What to produce: Your task is to transcribe the records exactly, skipping every image.

(Stored items)
--------------------------------

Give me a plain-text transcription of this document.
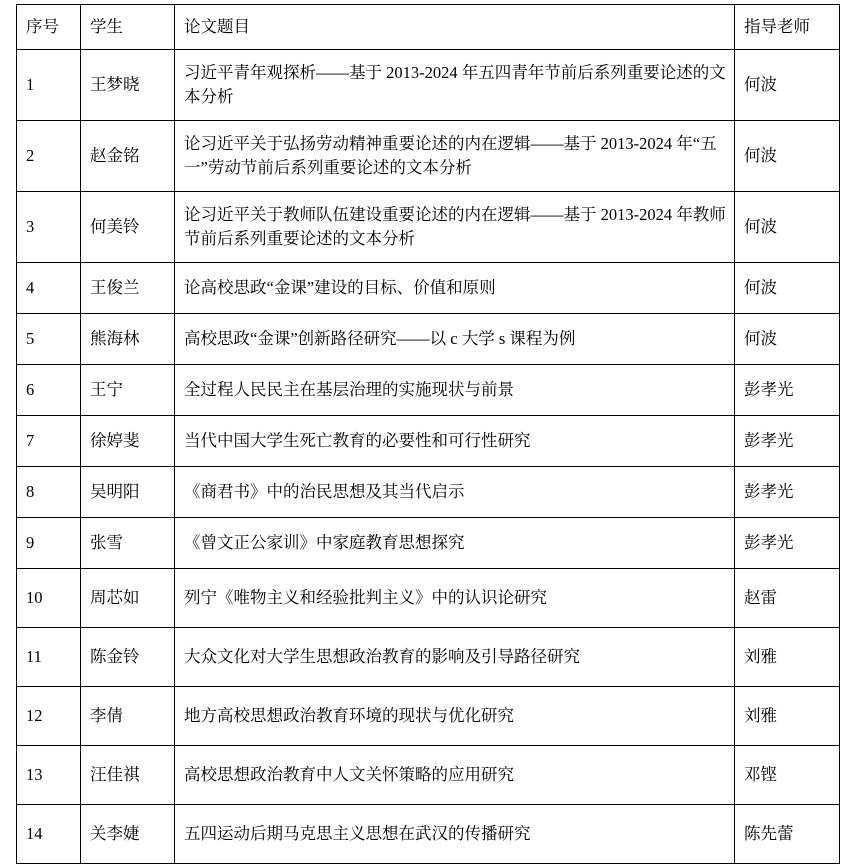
序号	学生	论文题目	指导老师
1	王梦晓	习近平青年观探析——基于 2013-2024 年五四青年节前后系列重要论述的文本分析	何波
2	赵金铭	论习近平关于弘扬劳动精神重要论述的内在逻辑——基于 2013-2024 年“五一”劳动节前后系列重要论述的文本分析	何波
3	何美铃	论习近平关于教师队伍建设重要论述的内在逻辑——基于 2013-2024 年教师节前后系列重要论述的文本分析	何波
4	王俊兰	论高校思政“金课”建设的目标、价值和原则	何波
5	熊海林	高校思政“金课”创新路径研究——以 c 大学 s 课程为例	何波
6	王宁	全过程人民民主在基层治理的实施现状与前景	彭孝光
7	徐婷斐	当代中国大学生死亡教育的必要性和可行性研究	彭孝光
8	吴明阳	《商君书》中的治民思想及其当代启示	彭孝光
9	张雪	《曾文正公家训》中家庭教育思想探究	彭孝光
10	周芯如	列宁《唯物主义和经验批判主义》中的认识论研究	赵雷
11	陈金铃	大众文化对大学生思想政治教育的影响及引导路径研究	刘雅
12	李倩	地方高校思想政治教育环境的现状与优化研究	刘雅
13	汪佳祺	高校思想政治教育中人文关怀策略的应用研究	邓铿
14	关李婕	五四运动后期马克思主义思想在武汉的传播研究	陈先蕾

--------------------------------

In response:
Give me a plain-text transcription of this document.
序号	学生	论文题目	指导老师
1	王梦晓	习近平青年观探析——基于 2013-2024 年五四青年节前后系列重要论述的文本分析	何波
2	赵金铭	论习近平关于弘扬劳动精神重要论述的内在逻辑——基于 2013-2024 年“五一”劳动节前后系列重要论述的文本分析	何波
3	何美铃	论习近平关于教师队伍建设重要论述的内在逻辑——基于 2013-2024 年教师节前后系列重要论述的文本分析	何波
4	王俊兰	论高校思政“金课”建设的目标、价值和原则	何波
5	熊海林	高校思政“金课”创新路径研究——以 c 大学 s 课程为例	何波
6	王宁	全过程人民民主在基层治理的实施现状与前景	彭孝光
7	徐婷斐	当代中国大学生死亡教育的必要性和可行性研究	彭孝光
8	吴明阳	《商君书》中的治民思想及其当代启示	彭孝光
9	张雪	《曾文正公家训》中家庭教育思想探究	彭孝光
10	周芯如	列宁《唯物主义和经验批判主义》中的认识论研究	赵雷
11	陈金铃	大众文化对大学生思想政治教育的影响及引导路径研究	刘雅
12	李倩	地方高校思想政治教育环境的现状与优化研究	刘雅
13	汪佳祺	高校思想政治教育中人文关怀策略的应用研究	邓铿
14	关李婕	五四运动后期马克思主义思想在武汉的传播研究	陈先蕾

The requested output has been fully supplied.